**Ziel:** Sammle bitte aus den folgenden Datensätzen jede Zeile, die die Zeichenfolge „普通硅酸盐水泥“ enthält, und gib diese Zeilen unverändert wieder.

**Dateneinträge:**
::::

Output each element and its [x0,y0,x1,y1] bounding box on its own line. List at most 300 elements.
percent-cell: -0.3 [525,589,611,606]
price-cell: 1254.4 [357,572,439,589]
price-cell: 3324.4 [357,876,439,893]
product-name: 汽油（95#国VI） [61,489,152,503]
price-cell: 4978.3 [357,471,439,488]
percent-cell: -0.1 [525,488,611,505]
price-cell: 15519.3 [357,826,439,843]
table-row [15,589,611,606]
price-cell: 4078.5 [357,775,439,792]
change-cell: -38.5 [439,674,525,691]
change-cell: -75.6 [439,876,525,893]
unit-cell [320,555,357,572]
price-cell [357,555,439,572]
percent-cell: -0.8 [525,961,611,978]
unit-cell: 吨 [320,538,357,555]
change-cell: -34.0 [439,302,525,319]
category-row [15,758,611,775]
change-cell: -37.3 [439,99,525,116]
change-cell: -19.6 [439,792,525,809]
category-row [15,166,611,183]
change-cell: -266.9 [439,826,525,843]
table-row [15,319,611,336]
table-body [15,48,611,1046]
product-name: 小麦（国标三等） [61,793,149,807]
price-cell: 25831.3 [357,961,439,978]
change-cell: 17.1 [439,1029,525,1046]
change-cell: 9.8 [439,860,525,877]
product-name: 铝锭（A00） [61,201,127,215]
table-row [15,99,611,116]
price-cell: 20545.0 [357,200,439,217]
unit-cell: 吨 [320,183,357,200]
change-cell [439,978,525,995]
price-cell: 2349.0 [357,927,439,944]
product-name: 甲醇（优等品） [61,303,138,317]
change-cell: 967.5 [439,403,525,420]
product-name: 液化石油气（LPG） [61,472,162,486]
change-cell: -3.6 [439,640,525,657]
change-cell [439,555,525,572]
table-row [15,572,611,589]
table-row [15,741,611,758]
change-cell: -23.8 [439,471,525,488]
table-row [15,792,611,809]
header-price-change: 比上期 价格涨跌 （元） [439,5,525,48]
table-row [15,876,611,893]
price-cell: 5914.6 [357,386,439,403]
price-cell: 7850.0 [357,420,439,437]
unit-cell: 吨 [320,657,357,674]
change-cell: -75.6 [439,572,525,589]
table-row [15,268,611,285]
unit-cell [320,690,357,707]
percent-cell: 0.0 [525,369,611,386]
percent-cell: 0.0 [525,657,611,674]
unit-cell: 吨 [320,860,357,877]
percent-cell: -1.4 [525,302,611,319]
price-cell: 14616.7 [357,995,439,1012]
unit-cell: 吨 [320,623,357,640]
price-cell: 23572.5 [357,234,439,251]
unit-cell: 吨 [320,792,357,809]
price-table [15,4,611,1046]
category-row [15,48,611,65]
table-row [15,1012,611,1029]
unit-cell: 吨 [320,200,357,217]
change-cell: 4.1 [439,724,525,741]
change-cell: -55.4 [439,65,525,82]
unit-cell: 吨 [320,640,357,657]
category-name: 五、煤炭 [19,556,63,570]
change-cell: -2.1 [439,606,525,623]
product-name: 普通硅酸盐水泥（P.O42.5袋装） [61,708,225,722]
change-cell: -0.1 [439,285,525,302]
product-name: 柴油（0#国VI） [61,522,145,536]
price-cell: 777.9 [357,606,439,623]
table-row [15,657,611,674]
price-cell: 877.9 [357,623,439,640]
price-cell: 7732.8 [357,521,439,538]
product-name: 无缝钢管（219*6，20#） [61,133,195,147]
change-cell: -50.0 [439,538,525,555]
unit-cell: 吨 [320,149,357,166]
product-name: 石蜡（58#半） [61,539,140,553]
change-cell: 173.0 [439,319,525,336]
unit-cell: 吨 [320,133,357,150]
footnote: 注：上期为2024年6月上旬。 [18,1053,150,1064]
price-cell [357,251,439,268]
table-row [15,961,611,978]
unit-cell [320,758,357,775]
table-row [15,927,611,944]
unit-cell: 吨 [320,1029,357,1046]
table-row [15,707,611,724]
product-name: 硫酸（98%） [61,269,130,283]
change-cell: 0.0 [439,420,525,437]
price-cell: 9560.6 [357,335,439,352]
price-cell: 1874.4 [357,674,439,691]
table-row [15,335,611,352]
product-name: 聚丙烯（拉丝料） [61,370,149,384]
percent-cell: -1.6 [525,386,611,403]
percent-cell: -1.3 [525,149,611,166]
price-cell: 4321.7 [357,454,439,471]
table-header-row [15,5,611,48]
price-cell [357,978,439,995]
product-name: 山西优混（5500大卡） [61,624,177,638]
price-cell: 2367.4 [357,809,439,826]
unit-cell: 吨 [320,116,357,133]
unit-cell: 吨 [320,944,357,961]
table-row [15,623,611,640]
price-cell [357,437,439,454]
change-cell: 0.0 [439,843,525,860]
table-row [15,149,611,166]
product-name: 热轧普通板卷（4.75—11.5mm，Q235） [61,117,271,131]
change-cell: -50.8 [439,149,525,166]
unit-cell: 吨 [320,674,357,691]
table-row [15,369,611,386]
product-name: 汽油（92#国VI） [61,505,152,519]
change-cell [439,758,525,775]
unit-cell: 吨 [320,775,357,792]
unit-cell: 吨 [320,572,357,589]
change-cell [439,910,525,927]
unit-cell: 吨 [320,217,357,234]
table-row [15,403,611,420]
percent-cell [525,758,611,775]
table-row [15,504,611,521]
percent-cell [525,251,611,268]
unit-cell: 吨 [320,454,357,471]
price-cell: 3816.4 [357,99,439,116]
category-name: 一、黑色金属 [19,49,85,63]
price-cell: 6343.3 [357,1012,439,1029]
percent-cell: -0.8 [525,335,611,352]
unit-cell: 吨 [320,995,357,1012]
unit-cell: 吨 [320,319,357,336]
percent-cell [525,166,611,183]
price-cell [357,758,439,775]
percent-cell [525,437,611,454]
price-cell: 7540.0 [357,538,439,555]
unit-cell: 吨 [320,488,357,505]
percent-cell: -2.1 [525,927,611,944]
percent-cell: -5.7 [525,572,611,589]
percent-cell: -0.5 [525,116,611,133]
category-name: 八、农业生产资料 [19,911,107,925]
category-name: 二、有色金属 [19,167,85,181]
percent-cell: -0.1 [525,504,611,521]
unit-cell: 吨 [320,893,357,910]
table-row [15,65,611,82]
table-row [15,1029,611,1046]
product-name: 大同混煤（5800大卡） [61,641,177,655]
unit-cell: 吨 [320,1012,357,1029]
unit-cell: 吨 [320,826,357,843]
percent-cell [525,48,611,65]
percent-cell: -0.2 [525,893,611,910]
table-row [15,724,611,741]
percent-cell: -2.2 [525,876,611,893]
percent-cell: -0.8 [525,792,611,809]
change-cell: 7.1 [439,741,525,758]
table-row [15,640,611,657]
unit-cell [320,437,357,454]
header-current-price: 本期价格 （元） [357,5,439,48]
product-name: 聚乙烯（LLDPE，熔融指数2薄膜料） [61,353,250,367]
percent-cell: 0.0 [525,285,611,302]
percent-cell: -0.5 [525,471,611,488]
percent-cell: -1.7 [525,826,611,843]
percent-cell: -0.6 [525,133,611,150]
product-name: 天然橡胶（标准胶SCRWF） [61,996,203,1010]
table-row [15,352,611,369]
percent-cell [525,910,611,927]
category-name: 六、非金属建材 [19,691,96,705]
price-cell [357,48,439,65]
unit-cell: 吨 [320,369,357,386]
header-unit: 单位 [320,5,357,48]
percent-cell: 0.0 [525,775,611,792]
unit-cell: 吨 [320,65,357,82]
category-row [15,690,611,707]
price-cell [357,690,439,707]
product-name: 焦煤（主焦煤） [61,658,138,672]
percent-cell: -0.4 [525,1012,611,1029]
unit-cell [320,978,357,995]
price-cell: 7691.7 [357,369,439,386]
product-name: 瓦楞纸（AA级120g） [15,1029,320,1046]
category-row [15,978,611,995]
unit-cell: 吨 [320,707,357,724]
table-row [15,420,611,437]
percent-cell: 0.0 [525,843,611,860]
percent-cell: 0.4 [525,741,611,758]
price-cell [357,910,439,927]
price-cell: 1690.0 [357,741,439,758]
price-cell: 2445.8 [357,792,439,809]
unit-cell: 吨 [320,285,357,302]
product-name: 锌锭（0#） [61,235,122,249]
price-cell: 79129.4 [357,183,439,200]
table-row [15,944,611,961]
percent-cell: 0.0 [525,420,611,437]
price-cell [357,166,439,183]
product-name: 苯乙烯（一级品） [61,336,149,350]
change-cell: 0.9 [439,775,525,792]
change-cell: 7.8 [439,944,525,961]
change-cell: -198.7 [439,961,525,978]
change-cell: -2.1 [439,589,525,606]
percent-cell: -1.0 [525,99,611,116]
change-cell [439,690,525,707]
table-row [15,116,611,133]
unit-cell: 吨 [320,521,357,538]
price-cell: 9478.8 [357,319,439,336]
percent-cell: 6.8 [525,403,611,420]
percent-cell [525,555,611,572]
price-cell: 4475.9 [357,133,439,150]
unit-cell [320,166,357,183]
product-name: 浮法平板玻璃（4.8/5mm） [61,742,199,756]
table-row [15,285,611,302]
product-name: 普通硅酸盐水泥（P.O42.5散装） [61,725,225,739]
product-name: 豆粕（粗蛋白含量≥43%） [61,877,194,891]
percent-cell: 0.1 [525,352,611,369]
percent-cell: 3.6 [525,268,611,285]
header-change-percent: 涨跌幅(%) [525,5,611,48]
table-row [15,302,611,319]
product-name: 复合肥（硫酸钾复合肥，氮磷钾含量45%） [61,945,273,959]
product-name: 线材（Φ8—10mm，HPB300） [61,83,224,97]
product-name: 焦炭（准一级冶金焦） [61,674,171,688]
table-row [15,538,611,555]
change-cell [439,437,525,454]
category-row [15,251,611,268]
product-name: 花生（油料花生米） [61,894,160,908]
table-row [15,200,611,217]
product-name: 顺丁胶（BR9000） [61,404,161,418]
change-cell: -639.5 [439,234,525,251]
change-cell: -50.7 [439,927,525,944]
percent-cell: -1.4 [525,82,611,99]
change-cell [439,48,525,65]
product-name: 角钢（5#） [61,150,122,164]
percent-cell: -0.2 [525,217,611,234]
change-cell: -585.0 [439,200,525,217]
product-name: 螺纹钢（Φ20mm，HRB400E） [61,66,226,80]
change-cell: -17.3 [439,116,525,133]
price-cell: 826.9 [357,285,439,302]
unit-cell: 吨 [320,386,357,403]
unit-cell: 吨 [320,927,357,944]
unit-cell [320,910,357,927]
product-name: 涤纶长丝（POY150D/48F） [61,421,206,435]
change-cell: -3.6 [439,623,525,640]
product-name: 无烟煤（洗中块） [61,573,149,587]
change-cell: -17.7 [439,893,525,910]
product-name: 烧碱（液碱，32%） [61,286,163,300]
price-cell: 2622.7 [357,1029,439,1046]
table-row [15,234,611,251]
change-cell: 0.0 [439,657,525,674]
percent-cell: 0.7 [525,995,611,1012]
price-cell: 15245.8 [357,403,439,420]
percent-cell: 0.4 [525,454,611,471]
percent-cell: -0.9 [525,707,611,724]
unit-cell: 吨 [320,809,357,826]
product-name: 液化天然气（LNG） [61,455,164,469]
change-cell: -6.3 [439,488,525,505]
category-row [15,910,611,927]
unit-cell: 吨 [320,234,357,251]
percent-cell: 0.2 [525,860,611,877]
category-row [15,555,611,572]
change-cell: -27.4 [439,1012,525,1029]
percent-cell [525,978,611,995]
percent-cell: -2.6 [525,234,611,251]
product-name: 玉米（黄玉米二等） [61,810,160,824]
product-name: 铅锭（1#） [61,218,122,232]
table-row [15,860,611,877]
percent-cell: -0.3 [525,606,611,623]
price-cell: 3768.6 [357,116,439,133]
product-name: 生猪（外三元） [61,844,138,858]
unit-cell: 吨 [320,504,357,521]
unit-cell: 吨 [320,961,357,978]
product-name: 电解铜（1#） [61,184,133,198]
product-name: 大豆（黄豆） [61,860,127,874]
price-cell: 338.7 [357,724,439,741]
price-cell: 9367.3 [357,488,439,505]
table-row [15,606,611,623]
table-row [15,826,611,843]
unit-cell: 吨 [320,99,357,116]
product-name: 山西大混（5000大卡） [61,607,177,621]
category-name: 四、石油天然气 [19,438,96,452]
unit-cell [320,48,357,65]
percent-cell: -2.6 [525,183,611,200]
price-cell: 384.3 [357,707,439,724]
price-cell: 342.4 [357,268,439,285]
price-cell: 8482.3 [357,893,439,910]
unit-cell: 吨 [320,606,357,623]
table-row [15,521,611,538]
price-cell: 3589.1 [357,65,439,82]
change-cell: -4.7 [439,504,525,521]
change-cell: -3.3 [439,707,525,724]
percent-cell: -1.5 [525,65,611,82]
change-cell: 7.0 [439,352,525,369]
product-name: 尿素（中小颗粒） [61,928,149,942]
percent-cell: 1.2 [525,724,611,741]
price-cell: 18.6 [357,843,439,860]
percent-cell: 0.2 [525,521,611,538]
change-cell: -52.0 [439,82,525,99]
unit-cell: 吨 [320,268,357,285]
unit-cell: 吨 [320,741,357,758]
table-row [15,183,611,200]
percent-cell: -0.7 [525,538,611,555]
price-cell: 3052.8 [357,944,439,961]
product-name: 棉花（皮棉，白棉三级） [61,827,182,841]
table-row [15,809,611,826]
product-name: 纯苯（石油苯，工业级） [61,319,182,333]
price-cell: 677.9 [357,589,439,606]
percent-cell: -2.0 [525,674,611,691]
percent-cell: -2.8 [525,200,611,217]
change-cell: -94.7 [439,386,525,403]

::::

**Übungsergebnis:**
product-name: 普通硅酸盐水泥（P.O42.5袋装） [61,708,225,722]
product-name: 普通硅酸盐水泥（P.O42.5散装） [61,725,225,739]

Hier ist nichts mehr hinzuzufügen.